_RECORDS FOR THIS TASK:_
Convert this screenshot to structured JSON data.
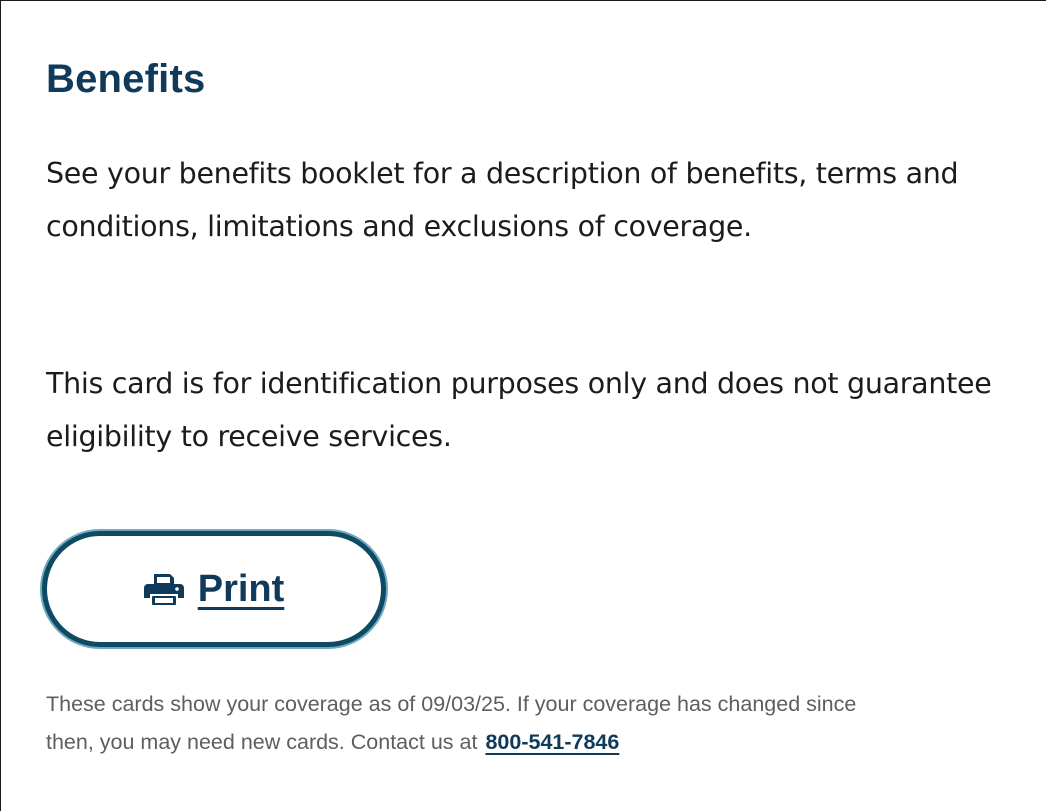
{
  "section": {
    "title": "Benefits",
    "paragraph_1": "See your benefits booklet for a description of benefits, terms and conditions, limitations and exclusions of coverage.",
    "paragraph_2": "This card is for identification purposes only and does not guarantee eligibility to receive services."
  },
  "print_button": {
    "label": "Print",
    "icon": "printer-icon"
  },
  "footer_note": {
    "line_1": "These cards show your coverage as of 09/03/25. If your coverage has changed since",
    "line_2": "then, you may need new cards. Contact us at",
    "phone": "800-541-7846"
  },
  "colors": {
    "heading": "#0f3a5a",
    "body_text": "#1c1c1c",
    "muted_text": "#5e5e5e",
    "button_border": "#0f4a63"
  }
}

_WRITTEN REQUEST:_ Strip the images and reproduce the remaining records precisely.

_EXERCISE SOLUTION:_
Convert this screenshot to structured JSON data.
{
  "section": {
    "title": "Benefits",
    "paragraph_1": "See your benefits booklet for a description of benefits, terms and conditions, limitations and exclusions of coverage.",
    "paragraph_2": "This card is for identification purposes only and does not guarantee eligibility to receive services."
  },
  "print_button": {
    "label": "Print",
    "icon": "printer-icon"
  },
  "footer_note": {
    "line_1": "These cards show your coverage as of 09/03/25. If your coverage has changed since",
    "line_2": "then, you may need new cards. Contact us at",
    "phone": "800-541-7846"
  },
  "colors": {
    "heading": "#0f3a5a",
    "body_text": "#1c1c1c",
    "muted_text": "#5e5e5e",
    "button_border": "#0f4a63"
  }
}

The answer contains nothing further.